Your goal:
Every line of the listing must be reproduced as it stands. Leave the images behind.

Data to use:
┄┄┄┄┄┄┄┄┄┄

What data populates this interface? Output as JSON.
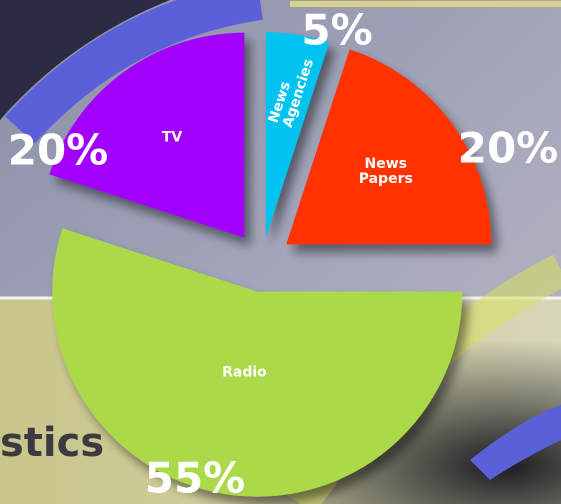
{
  "background_text": "stics",
  "chart_data": {
    "type": "pie",
    "categories": [
      "News Agencies",
      "News Papers",
      "Radio",
      "TV"
    ],
    "values": [
      5,
      20,
      55,
      20
    ],
    "value_labels": [
      "5%",
      "20%",
      "55%",
      "20%"
    ],
    "colors": [
      "#00c3f2",
      "#ff3300",
      "#abd94a",
      "#a100ff"
    ]
  }
}
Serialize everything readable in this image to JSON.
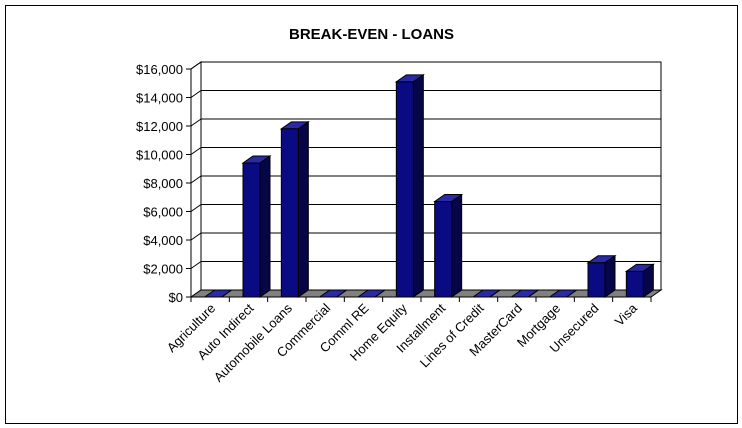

┄┄┄┄┄┄┄┄┄┄

Result:
What data populates this interface? Output as JSON.
{
  "background_text": "stics",
  "chart_data": {
    "type": "pie",
    "categories": [
      "News Agencies",
      "News Papers",
      "Radio",
      "TV"
    ],
    "values": [
      5,
      20,
      55,
      20
    ],
    "value_labels": [
      "5%",
      "20%",
      "55%",
      "20%"
    ],
    "colors": [
      "#00c3f2",
      "#ff3300",
      "#abd94a",
      "#a100ff"
    ]
  }
}
Serialize everything readable in this image to JSON.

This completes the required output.